======== Records for the task ========

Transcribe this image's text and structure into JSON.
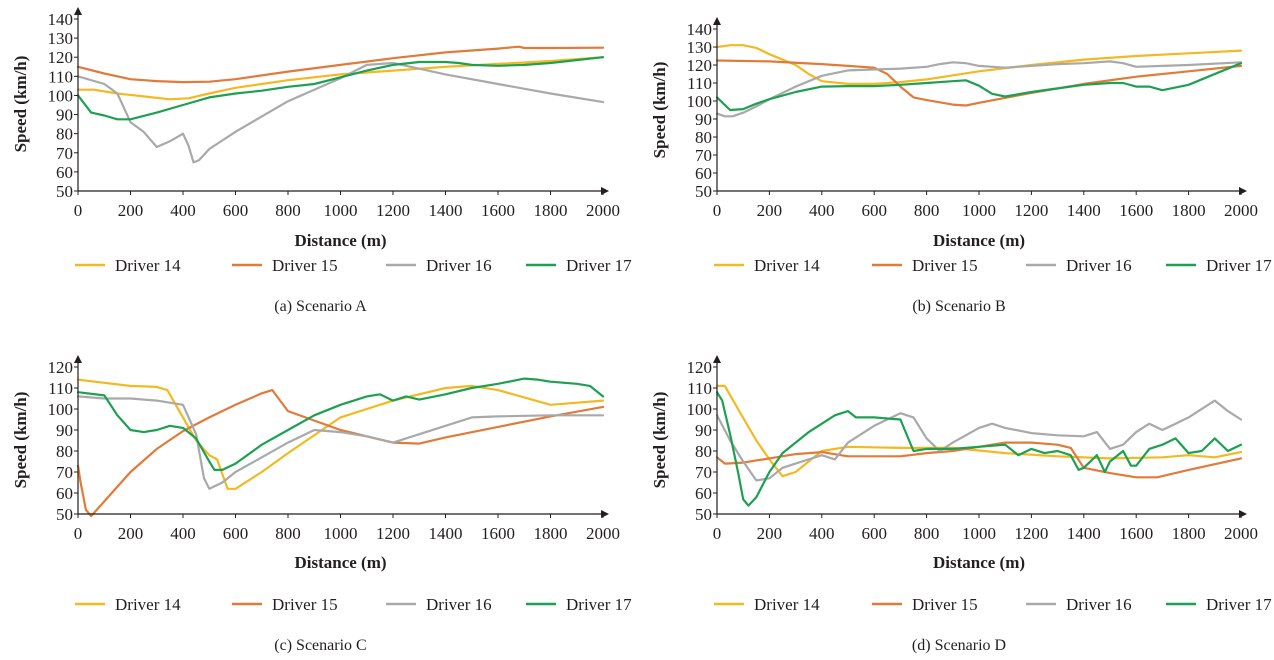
{
  "colors": {
    "Driver 14": "#f3b921",
    "Driver 15": "#e07b39",
    "Driver 16": "#a8a9ab",
    "Driver 17": "#1ea052"
  },
  "chart_data": [
    {
      "id": "a",
      "type": "line",
      "caption": "(a)  Scenario A",
      "xlabel": "Distance (m)",
      "ylabel": "Speed (km/h)",
      "xlim": [
        0,
        2000
      ],
      "ylim": [
        50,
        140
      ],
      "xticks": [
        0,
        200,
        400,
        600,
        800,
        1000,
        1200,
        1400,
        1600,
        1800,
        2000
      ],
      "yticks": [
        50,
        60,
        70,
        80,
        90,
        100,
        110,
        120,
        130,
        140
      ],
      "grid": false,
      "legend": "bottom",
      "series": [
        {
          "name": "Driver 14",
          "x": [
            0,
            60,
            150,
            250,
            350,
            420,
            500,
            600,
            800,
            1000,
            1200,
            1400,
            1600,
            1800,
            2000
          ],
          "y": [
            103,
            103,
            101,
            99.5,
            98,
            98.5,
            101,
            104,
            108,
            111,
            113,
            115,
            116.5,
            118,
            120
          ]
        },
        {
          "name": "Driver 15",
          "x": [
            0,
            100,
            200,
            300,
            400,
            500,
            600,
            800,
            1000,
            1200,
            1400,
            1600,
            1680,
            1700,
            1800,
            2000
          ],
          "y": [
            115,
            111.5,
            108.5,
            107.5,
            107,
            107.2,
            108.5,
            112.5,
            116,
            119.5,
            122.5,
            124.5,
            125.5,
            124.8,
            124.8,
            125
          ]
        },
        {
          "name": "Driver 16",
          "x": [
            0,
            100,
            150,
            200,
            250,
            300,
            350,
            400,
            420,
            440,
            460,
            500,
            600,
            800,
            1000,
            1100,
            1200,
            1300,
            1400,
            1600,
            1800,
            2000
          ],
          "y": [
            110,
            106,
            101,
            86,
            81,
            73,
            76,
            80,
            74,
            65,
            66,
            72,
            81,
            97,
            109,
            116,
            117,
            114,
            111,
            106,
            101,
            96.5
          ]
        },
        {
          "name": "Driver 17",
          "x": [
            0,
            50,
            100,
            150,
            200,
            300,
            400,
            500,
            600,
            700,
            800,
            900,
            1000,
            1100,
            1200,
            1300,
            1400,
            1450,
            1500,
            1600,
            1700,
            1800,
            2000
          ],
          "y": [
            100,
            91,
            89.5,
            87.5,
            87.5,
            91,
            95,
            99,
            101,
            102.5,
            104.5,
            106,
            109.5,
            113,
            116,
            117.5,
            117.5,
            117,
            116,
            115.5,
            116,
            117,
            120
          ]
        }
      ]
    },
    {
      "id": "b",
      "type": "line",
      "caption": "(b)  Scenario B",
      "xlabel": "Distance (m)",
      "ylabel": "Speed (km/h)",
      "xlim": [
        0,
        2000
      ],
      "ylim": [
        50,
        140
      ],
      "xticks": [
        0,
        200,
        400,
        600,
        800,
        1000,
        1200,
        1400,
        1600,
        1800,
        2000
      ],
      "yticks": [
        50,
        60,
        70,
        80,
        90,
        100,
        110,
        120,
        130,
        140
      ],
      "grid": false,
      "legend": "bottom",
      "series": [
        {
          "name": "Driver 14",
          "x": [
            0,
            50,
            100,
            150,
            200,
            300,
            350,
            400,
            500,
            600,
            700,
            800,
            1000,
            1200,
            1400,
            1600,
            1800,
            2000
          ],
          "y": [
            130,
            131,
            131,
            129.5,
            126,
            120,
            115,
            111,
            109.5,
            109.5,
            110.5,
            112,
            116.5,
            120,
            123,
            125,
            126.5,
            128
          ]
        },
        {
          "name": "Driver 15",
          "x": [
            0,
            200,
            400,
            500,
            600,
            650,
            700,
            750,
            800,
            900,
            950,
            1000,
            1200,
            1400,
            1600,
            1800,
            2000
          ],
          "y": [
            122.5,
            122,
            120.5,
            119.5,
            118.5,
            115,
            108,
            102,
            100.5,
            98,
            97.5,
            99,
            104.5,
            109.5,
            113.5,
            116.5,
            119.5
          ]
        },
        {
          "name": "Driver 16",
          "x": [
            0,
            30,
            60,
            100,
            150,
            200,
            300,
            400,
            500,
            600,
            700,
            800,
            850,
            900,
            950,
            1000,
            1100,
            1200,
            1300,
            1400,
            1500,
            1550,
            1600,
            1700,
            1800,
            2000
          ],
          "y": [
            93,
            91.5,
            91.5,
            93.5,
            97,
            101,
            108,
            114,
            117,
            117.5,
            118,
            119,
            120.5,
            121.5,
            121,
            119.5,
            118.5,
            119.5,
            120.5,
            121,
            122,
            121,
            119,
            119.5,
            120,
            121.5
          ]
        },
        {
          "name": "Driver 17",
          "x": [
            0,
            50,
            100,
            150,
            200,
            300,
            400,
            500,
            600,
            700,
            800,
            900,
            950,
            1000,
            1050,
            1100,
            1200,
            1300,
            1400,
            1500,
            1550,
            1600,
            1650,
            1700,
            1800,
            2000
          ],
          "y": [
            102,
            95,
            95.5,
            98.5,
            101,
            105,
            108,
            108.3,
            108.3,
            109,
            110,
            111,
            111.5,
            108.5,
            104,
            102.5,
            105,
            107,
            109,
            110,
            110,
            108,
            108,
            106,
            109,
            121
          ]
        }
      ]
    },
    {
      "id": "c",
      "type": "line",
      "caption": "(c)  Scenario C",
      "xlabel": "Distance (m)",
      "ylabel": "Speed (km/h)",
      "xlim": [
        0,
        2000
      ],
      "ylim": [
        50,
        120
      ],
      "xticks": [
        0,
        200,
        400,
        600,
        800,
        1000,
        1200,
        1400,
        1600,
        1800,
        2000
      ],
      "yticks": [
        50,
        60,
        70,
        80,
        90,
        100,
        110,
        120
      ],
      "grid": false,
      "legend": "bottom",
      "series": [
        {
          "name": "Driver 14",
          "x": [
            0,
            100,
            200,
            300,
            340,
            400,
            450,
            500,
            530,
            570,
            600,
            700,
            800,
            1000,
            1200,
            1400,
            1500,
            1600,
            1800,
            2000
          ],
          "y": [
            114,
            112.5,
            111,
            110.5,
            109,
            96,
            85,
            78,
            76,
            62,
            62,
            70,
            79,
            96,
            104,
            110,
            111,
            109,
            102,
            104
          ]
        },
        {
          "name": "Driver 15",
          "x": [
            0,
            10,
            30,
            50,
            100,
            200,
            300,
            400,
            500,
            600,
            700,
            740,
            800,
            1000,
            1200,
            1300,
            1400,
            1600,
            1800,
            2000
          ],
          "y": [
            73,
            65,
            52,
            49,
            56,
            70,
            81,
            89.5,
            96,
            102,
            107.5,
            109,
            99,
            90,
            84,
            83.5,
            86.5,
            91.5,
            96.5,
            101
          ]
        },
        {
          "name": "Driver 16",
          "x": [
            0,
            100,
            200,
            300,
            400,
            450,
            480,
            500,
            550,
            600,
            700,
            800,
            900,
            1000,
            1100,
            1200,
            1300,
            1400,
            1500,
            1600,
            1800,
            2000
          ],
          "y": [
            106,
            105,
            105,
            104,
            102,
            88,
            67,
            62,
            65,
            70,
            77,
            84,
            90,
            89,
            87,
            84,
            88,
            92,
            96,
            96.5,
            97,
            97
          ]
        },
        {
          "name": "Driver 17",
          "x": [
            0,
            100,
            150,
            200,
            250,
            300,
            350,
            400,
            450,
            500,
            520,
            550,
            600,
            700,
            800,
            900,
            1000,
            1100,
            1150,
            1200,
            1250,
            1300,
            1400,
            1500,
            1600,
            1700,
            1750,
            1800,
            1900,
            1950,
            2000
          ],
          "y": [
            108,
            106.5,
            97,
            90,
            89,
            90,
            92,
            91,
            86,
            75,
            71,
            71,
            74,
            83,
            90,
            97,
            102,
            106,
            107,
            104,
            106,
            104.5,
            107,
            110,
            112,
            114.5,
            114,
            113,
            112,
            111,
            106
          ]
        }
      ]
    },
    {
      "id": "d",
      "type": "line",
      "caption": "(d)  Scenario D",
      "xlabel": "Distance (m)",
      "ylabel": "Speed (km/h)",
      "xlim": [
        0,
        2000
      ],
      "ylim": [
        50,
        120
      ],
      "xticks": [
        0,
        200,
        400,
        600,
        800,
        1000,
        1200,
        1400,
        1600,
        1800,
        2000
      ],
      "yticks": [
        50,
        60,
        70,
        80,
        90,
        100,
        110,
        120
      ],
      "grid": false,
      "legend": "bottom",
      "series": [
        {
          "name": "Driver 14",
          "x": [
            0,
            30,
            80,
            150,
            200,
            250,
            300,
            400,
            500,
            700,
            900,
            1100,
            1300,
            1500,
            1700,
            1800,
            1900,
            2000
          ],
          "y": [
            111,
            111,
            100,
            85,
            76,
            68,
            70,
            80,
            82,
            81.5,
            81.5,
            79,
            77.5,
            76.5,
            77,
            78,
            77,
            79.5
          ]
        },
        {
          "name": "Driver 15",
          "x": [
            0,
            30,
            100,
            200,
            300,
            400,
            500,
            600,
            700,
            800,
            900,
            1000,
            1100,
            1200,
            1300,
            1350,
            1400,
            1500,
            1600,
            1680,
            1800,
            2000
          ],
          "y": [
            77,
            74,
            74.5,
            76.5,
            78.5,
            79.5,
            77.5,
            77.5,
            77.5,
            79,
            80,
            82,
            84,
            84,
            83,
            81.5,
            72,
            69.5,
            67.5,
            67.5,
            71,
            76.5
          ]
        },
        {
          "name": "Driver 16",
          "x": [
            0,
            50,
            100,
            150,
            200,
            250,
            300,
            400,
            450,
            500,
            550,
            600,
            700,
            750,
            800,
            850,
            900,
            1000,
            1050,
            1100,
            1200,
            1300,
            1400,
            1450,
            1500,
            1550,
            1600,
            1650,
            1700,
            1750,
            1800,
            1900,
            1950,
            2000
          ],
          "y": [
            97,
            85,
            75,
            66,
            67,
            72,
            74,
            78,
            76,
            84,
            88,
            92,
            98,
            96,
            86,
            80,
            84,
            91,
            93,
            91,
            88.5,
            87.5,
            87,
            89,
            81,
            83,
            89,
            93,
            90,
            93,
            96,
            104,
            99,
            95
          ]
        },
        {
          "name": "Driver 17",
          "x": [
            0,
            20,
            50,
            80,
            100,
            120,
            150,
            200,
            250,
            300,
            350,
            400,
            450,
            500,
            530,
            600,
            700,
            750,
            800,
            900,
            1000,
            1100,
            1150,
            1200,
            1250,
            1300,
            1350,
            1380,
            1400,
            1450,
            1480,
            1500,
            1550,
            1580,
            1600,
            1650,
            1700,
            1750,
            1800,
            1850,
            1900,
            1950,
            2000
          ],
          "y": [
            108,
            104,
            88,
            70,
            57,
            54,
            58,
            70,
            79,
            84,
            89,
            93,
            97,
            99,
            96,
            96,
            95,
            80,
            81,
            81,
            82,
            83,
            78,
            81,
            79,
            80,
            78,
            71,
            72,
            78,
            70,
            75,
            80,
            73,
            73,
            81,
            83,
            86,
            79,
            80,
            86,
            80,
            83
          ]
        }
      ]
    }
  ]
}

========

Given request: Find the string "Scenario" in the records, then copy each line where it occurs.

Written answer:
      "caption": "(a)  Scenario A",
      "caption": "(b)  Scenario B",
      "caption": "(c)  Scenario C",
      "caption": "(d)  Scenario D",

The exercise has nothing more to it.